[start]

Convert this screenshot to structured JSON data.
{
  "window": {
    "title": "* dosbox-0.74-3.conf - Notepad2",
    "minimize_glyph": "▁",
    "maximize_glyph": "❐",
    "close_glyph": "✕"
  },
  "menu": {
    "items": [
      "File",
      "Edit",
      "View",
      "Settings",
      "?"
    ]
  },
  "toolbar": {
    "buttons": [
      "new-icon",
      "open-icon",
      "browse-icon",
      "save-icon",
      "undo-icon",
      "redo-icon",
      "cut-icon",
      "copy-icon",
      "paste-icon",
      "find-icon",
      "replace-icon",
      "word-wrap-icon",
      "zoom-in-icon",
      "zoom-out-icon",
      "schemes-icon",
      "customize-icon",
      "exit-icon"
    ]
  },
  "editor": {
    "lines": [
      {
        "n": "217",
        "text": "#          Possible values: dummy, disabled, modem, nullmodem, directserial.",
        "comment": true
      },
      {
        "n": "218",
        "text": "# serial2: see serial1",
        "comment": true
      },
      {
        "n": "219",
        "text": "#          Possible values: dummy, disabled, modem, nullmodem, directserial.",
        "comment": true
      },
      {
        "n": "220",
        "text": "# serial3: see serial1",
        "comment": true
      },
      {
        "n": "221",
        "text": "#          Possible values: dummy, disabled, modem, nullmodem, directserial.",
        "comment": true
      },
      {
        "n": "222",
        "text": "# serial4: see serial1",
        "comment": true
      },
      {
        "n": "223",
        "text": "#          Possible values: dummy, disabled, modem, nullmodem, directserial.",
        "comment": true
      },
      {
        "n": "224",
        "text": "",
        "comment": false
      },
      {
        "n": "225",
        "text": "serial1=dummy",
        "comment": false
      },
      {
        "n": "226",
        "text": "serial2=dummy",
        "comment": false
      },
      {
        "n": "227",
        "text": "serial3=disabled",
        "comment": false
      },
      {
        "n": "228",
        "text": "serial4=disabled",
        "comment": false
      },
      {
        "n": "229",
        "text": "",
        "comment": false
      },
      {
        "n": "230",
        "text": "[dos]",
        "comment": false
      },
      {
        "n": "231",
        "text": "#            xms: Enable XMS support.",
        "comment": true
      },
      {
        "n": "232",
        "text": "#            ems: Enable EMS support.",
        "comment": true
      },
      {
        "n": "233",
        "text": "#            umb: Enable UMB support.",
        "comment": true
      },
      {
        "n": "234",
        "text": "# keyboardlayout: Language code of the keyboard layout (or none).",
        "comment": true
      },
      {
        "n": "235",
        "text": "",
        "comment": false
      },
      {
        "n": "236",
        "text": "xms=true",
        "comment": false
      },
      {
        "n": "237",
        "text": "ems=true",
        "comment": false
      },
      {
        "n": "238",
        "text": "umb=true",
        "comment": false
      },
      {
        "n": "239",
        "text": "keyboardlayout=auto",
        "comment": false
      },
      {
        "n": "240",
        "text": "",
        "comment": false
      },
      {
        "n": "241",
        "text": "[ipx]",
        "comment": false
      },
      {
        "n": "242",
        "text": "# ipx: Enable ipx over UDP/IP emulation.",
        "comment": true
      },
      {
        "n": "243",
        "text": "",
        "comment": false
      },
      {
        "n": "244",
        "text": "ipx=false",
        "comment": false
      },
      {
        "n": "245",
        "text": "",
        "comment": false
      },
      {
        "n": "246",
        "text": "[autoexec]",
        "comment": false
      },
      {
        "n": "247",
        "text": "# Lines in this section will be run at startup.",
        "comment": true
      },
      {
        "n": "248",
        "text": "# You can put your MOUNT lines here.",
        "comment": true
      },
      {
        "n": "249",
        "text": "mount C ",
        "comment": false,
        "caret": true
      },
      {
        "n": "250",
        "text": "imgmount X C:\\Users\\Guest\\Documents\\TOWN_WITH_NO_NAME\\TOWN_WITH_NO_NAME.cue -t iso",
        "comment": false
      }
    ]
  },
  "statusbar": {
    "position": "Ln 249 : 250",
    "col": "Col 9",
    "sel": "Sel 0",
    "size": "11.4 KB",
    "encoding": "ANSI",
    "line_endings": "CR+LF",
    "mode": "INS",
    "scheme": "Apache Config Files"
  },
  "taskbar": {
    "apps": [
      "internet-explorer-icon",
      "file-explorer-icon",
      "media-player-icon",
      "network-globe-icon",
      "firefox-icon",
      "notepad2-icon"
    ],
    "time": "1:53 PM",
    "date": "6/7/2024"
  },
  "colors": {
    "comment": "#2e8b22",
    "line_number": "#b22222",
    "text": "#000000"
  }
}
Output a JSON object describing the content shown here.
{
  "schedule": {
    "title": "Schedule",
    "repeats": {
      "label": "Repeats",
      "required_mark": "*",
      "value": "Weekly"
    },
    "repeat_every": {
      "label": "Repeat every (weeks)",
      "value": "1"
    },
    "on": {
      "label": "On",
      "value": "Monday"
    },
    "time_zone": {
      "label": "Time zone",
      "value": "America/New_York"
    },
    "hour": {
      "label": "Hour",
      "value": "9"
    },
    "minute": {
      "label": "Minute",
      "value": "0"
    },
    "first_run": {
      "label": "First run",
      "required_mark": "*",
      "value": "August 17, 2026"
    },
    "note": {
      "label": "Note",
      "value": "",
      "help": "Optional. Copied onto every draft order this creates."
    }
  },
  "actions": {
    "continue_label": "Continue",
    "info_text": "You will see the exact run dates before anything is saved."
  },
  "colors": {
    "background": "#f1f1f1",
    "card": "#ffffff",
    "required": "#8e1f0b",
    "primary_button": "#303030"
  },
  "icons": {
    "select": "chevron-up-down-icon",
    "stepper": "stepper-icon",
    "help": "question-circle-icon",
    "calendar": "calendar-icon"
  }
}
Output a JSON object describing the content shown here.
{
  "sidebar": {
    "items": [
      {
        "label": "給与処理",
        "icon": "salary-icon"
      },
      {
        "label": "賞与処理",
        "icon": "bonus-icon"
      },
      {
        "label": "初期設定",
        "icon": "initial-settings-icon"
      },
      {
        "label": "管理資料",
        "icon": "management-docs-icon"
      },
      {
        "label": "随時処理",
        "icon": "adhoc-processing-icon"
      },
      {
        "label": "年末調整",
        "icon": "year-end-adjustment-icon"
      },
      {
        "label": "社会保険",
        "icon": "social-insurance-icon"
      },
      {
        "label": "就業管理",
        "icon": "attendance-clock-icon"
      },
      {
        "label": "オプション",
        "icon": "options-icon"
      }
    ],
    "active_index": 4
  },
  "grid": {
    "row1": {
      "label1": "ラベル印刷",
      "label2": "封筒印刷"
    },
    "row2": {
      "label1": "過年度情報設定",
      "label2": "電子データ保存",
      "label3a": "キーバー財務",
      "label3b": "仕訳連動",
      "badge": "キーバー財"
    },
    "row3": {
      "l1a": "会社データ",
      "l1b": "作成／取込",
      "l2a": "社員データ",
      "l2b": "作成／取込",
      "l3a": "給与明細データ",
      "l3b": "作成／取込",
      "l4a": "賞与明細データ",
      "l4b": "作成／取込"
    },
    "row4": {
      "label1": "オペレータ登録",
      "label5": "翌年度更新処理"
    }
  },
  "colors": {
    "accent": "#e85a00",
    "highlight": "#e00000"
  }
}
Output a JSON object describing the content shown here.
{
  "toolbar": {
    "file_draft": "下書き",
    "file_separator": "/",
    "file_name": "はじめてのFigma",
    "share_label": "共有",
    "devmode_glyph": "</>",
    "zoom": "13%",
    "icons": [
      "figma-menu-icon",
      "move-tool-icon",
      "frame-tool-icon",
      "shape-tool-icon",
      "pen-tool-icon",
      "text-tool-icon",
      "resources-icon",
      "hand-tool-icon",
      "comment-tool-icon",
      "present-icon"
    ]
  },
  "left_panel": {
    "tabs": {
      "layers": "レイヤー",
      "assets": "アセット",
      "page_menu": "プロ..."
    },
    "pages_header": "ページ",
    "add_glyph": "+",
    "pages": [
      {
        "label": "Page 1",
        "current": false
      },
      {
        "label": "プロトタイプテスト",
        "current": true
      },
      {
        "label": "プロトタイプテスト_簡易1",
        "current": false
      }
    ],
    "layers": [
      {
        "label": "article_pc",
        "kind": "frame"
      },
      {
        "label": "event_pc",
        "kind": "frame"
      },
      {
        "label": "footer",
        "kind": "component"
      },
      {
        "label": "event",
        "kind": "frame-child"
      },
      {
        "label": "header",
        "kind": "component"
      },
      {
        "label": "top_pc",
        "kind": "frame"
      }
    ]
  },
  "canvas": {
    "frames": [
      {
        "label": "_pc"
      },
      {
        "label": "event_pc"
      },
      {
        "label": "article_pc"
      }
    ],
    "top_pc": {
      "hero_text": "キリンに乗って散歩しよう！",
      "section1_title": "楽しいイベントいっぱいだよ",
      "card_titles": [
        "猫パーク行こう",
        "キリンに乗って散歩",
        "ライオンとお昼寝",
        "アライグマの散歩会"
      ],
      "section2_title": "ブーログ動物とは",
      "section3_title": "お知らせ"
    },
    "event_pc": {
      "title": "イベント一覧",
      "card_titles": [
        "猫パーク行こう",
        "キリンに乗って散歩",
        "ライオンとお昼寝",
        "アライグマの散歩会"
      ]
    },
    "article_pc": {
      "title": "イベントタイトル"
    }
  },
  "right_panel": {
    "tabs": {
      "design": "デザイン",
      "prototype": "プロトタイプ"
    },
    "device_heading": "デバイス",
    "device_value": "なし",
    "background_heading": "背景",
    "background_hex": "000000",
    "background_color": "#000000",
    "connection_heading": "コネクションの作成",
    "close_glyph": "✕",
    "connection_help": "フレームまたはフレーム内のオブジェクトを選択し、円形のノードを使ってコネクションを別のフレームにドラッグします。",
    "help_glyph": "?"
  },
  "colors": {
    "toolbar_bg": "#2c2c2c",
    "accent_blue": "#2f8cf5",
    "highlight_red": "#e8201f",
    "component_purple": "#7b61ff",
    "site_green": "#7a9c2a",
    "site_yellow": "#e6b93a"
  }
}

[end]

* Given request
Identify the lines above with the word "explorer". Copy them.

* Solution below
      "internet-explorer-icon",
      "file-explorer-icon",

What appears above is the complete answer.